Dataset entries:
## Begin

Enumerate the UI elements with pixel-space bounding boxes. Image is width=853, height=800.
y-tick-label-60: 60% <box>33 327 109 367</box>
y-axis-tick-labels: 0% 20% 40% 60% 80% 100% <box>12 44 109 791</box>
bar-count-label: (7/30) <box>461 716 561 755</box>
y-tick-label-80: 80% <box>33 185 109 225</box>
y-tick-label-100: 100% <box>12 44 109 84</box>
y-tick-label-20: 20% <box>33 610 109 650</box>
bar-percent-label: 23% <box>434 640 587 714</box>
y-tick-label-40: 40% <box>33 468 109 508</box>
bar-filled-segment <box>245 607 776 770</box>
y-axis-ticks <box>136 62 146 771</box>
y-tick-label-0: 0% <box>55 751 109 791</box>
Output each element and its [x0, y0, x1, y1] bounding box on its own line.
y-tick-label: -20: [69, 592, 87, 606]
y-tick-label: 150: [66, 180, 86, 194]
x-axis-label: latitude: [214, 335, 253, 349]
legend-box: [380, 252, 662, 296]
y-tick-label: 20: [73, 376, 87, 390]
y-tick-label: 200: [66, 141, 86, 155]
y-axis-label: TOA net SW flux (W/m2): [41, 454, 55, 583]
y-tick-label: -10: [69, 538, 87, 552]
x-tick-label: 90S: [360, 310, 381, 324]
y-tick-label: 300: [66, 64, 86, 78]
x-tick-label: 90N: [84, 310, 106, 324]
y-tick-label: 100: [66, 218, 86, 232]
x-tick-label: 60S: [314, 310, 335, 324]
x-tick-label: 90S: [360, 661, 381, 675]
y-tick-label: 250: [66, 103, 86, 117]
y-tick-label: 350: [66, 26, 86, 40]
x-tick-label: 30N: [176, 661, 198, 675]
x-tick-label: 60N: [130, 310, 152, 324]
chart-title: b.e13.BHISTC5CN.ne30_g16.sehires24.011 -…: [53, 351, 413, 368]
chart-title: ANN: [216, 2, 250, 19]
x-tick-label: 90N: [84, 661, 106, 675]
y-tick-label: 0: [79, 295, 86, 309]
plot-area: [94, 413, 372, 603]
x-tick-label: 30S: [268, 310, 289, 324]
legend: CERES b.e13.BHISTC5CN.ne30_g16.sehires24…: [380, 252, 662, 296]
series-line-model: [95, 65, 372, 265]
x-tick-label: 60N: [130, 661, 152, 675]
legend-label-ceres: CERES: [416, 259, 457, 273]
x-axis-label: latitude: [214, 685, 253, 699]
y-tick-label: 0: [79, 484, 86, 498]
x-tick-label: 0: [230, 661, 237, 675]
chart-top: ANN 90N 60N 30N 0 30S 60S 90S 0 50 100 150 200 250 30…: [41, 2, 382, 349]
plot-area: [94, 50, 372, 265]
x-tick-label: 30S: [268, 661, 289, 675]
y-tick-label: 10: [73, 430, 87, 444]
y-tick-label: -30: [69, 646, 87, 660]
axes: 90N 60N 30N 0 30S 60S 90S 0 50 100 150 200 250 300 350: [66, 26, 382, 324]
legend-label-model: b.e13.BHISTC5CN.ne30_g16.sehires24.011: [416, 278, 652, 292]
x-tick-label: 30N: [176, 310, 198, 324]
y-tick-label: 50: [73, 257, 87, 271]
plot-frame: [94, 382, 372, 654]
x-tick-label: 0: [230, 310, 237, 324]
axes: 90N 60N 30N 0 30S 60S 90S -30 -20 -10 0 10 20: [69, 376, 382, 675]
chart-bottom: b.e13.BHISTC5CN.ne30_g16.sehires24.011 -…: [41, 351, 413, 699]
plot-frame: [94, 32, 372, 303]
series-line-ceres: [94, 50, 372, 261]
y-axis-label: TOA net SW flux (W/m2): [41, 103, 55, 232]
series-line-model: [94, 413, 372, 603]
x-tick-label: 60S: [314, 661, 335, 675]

## End

## What the task requires
Reproduce, character for character, every line from the start of the entries through the line containing "y-tick-label-80: 80% <box>33", both ends included.

## Written solution
Enumerate the UI elements with pixel-space bounding boxes. Image is width=853, height=800.
y-tick-label-60: 60% <box>33 327 109 367</box>
y-axis-tick-labels: 0% 20% 40% 60% 80% 100% <box>12 44 109 791</box>
bar-count-label: (7/30) <box>461 716 561 755</box>
y-tick-label-80: 80% <box>33 185 109 225</box>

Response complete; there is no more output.